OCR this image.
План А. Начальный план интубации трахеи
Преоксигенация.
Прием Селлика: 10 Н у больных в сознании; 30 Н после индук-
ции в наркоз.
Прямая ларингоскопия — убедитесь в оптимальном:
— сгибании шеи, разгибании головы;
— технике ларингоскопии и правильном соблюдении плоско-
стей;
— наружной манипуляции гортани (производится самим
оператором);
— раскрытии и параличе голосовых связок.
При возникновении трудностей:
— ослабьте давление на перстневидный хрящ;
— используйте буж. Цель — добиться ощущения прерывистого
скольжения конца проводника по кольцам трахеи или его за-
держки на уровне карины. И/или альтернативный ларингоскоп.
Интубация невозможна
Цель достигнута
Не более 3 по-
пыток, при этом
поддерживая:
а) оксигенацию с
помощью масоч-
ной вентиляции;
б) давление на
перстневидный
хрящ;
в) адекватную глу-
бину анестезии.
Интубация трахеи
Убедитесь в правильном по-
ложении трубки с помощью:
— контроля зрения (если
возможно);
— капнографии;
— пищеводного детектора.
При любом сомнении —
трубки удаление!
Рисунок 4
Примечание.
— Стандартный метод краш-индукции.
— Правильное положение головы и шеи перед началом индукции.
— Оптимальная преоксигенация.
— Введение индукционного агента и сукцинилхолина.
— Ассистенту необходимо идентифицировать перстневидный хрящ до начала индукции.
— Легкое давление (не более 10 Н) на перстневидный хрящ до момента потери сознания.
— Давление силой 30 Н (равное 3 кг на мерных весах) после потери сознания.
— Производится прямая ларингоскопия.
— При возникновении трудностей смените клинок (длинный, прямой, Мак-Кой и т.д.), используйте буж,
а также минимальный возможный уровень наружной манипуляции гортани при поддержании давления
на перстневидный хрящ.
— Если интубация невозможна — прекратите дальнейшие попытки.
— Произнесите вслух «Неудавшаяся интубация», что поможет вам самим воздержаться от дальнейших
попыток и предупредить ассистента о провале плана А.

*DIRECTION*. Repeat every record, keeping each word and mark exactly as it is.

*SOLUTION TO THIS EXERCISE*.
OCR this image.
План А. Начальный план интубации трахеи
Преоксигенация.
Прием Селлика: 10 Н у больных в сознании; 30 Н после индук-
ции в наркоз.
Прямая ларингоскопия — убедитесь в оптимальном:
— сгибании шеи, разгибании головы;
— технике ларингоскопии и правильном соблюдении плоско-
стей;
— наружной манипуляции гортани (производится самим
оператором);
— раскрытии и параличе голосовых связок.
При возникновении трудностей:
— ослабьте давление на перстневидный хрящ;
— используйте буж. Цель — добиться ощущения прерывистого
скольжения конца проводника по кольцам трахеи или его за-
держки на уровне карины. И/или альтернативный ларингоскоп.
Интубация невозможна
Цель достигнута
Не более 3 по-
пыток, при этом
поддерживая:
а) оксигенацию с
помощью масоч-
ной вентиляции;
б) давление на
перстневидный
хрящ;
в) адекватную глу-
бину анестезии.
Интубация трахеи
Убедитесь в правильном по-
ложении трубки с помощью:
— контроля зрения (если
возможно);
— капнографии;
— пищеводного детектора.
При любом сомнении —
трубки удаление!
Рисунок 4
Примечание.
— Стандартный метод краш-индукции.
— Правильное положение головы и шеи перед началом индукции.
— Оптимальная преоксигенация.
— Введение индукционного агента и сукцинилхолина.
— Ассистенту необходимо идентифицировать перстневидный хрящ до начала индукции.
— Легкое давление (не более 10 Н) на перстневидный хрящ до момента потери сознания.
— Давление силой 30 Н (равное 3 кг на мерных весах) после потери сознания.
— Производится прямая ларингоскопия.
— При возникновении трудностей смените клинок (длинный, прямой, Мак-Кой и т.д.), используйте буж,
а также минимальный возможный уровень наружной манипуляции гортани при поддержании давления
на перстневидный хрящ.
— Если интубация невозможна — прекратите дальнейшие попытки.
— Произнесите вслух «Неудавшаяся интубация», что поможет вам самим воздержаться от дальнейших
попыток и предупредить ассистента о провале плана А.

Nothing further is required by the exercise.